:: DESCRIPTION OF THE TASK ::
Exclude the pictures, then copy all remaining records exactly.

Raw records:
※

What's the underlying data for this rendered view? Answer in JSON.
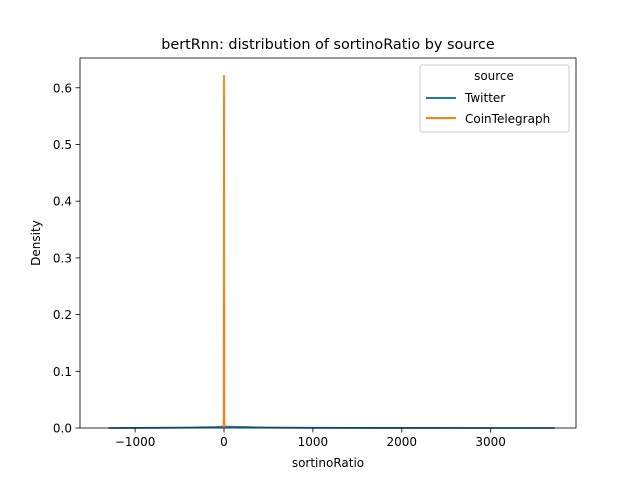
{
  "chart_data": {
    "type": "line",
    "title": "bertRnn: distribution of sortinoRatio by source",
    "xlabel": "sortinoRatio",
    "ylabel": "Density",
    "xlim": [
      -1620,
      3960
    ],
    "ylim": [
      0,
      0.6525
    ],
    "xticks": [
      -1000,
      0,
      1000,
      2000,
      3000
    ],
    "xtick_labels": [
      "−1000",
      "0",
      "1000",
      "2000",
      "3000"
    ],
    "yticks": [
      0.0,
      0.1,
      0.2,
      0.3,
      0.4,
      0.5,
      0.6
    ],
    "ytick_labels": [
      "0.0",
      "0.1",
      "0.2",
      "0.3",
      "0.4",
      "0.5",
      "0.6"
    ],
    "grid": false,
    "legend": {
      "title": "source",
      "placement": "top-right"
    },
    "series": [
      {
        "name": "Twitter",
        "color": "#1f77b4",
        "x": [
          -1300,
          -800,
          -400,
          -100,
          0,
          100,
          300,
          500,
          1000,
          2000,
          3000,
          3720
        ],
        "y": [
          0.0,
          0.0003,
          0.0008,
          0.0018,
          0.0025,
          0.0022,
          0.0015,
          0.0008,
          0.0003,
          0.0001,
          5e-05,
          0.0
        ]
      },
      {
        "name": "CoinTelegraph",
        "color": "#ff7f0e",
        "x": [
          -5,
          -3,
          -2,
          -1,
          0,
          1,
          2,
          3,
          5
        ],
        "y": [
          0.0,
          0.02,
          0.25,
          0.55,
          0.621,
          0.55,
          0.25,
          0.02,
          0.0
        ]
      }
    ]
  }
}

※

:: FINISHED TASK ::
What's the underlying data for this rendered view? Answer in JSON.
{
  "chart_data": {
    "type": "line",
    "title": "bertRnn: distribution of sortinoRatio by source",
    "xlabel": "sortinoRatio",
    "ylabel": "Density",
    "xlim": [
      -1620,
      3960
    ],
    "ylim": [
      0,
      0.6525
    ],
    "xticks": [
      -1000,
      0,
      1000,
      2000,
      3000
    ],
    "xtick_labels": [
      "−1000",
      "0",
      "1000",
      "2000",
      "3000"
    ],
    "yticks": [
      0.0,
      0.1,
      0.2,
      0.3,
      0.4,
      0.5,
      0.6
    ],
    "ytick_labels": [
      "0.0",
      "0.1",
      "0.2",
      "0.3",
      "0.4",
      "0.5",
      "0.6"
    ],
    "grid": false,
    "legend": {
      "title": "source",
      "placement": "top-right"
    },
    "series": [
      {
        "name": "Twitter",
        "color": "#1f77b4",
        "x": [
          -1300,
          -800,
          -400,
          -100,
          0,
          100,
          300,
          500,
          1000,
          2000,
          3000,
          3720
        ],
        "y": [
          0.0,
          0.0003,
          0.0008,
          0.0018,
          0.0025,
          0.0022,
          0.0015,
          0.0008,
          0.0003,
          0.0001,
          5e-05,
          0.0
        ]
      },
      {
        "name": "CoinTelegraph",
        "color": "#ff7f0e",
        "x": [
          -5,
          -3,
          -2,
          -1,
          0,
          1,
          2,
          3,
          5
        ],
        "y": [
          0.0,
          0.02,
          0.25,
          0.55,
          0.621,
          0.55,
          0.25,
          0.02,
          0.0
        ]
      }
    ]
  }
}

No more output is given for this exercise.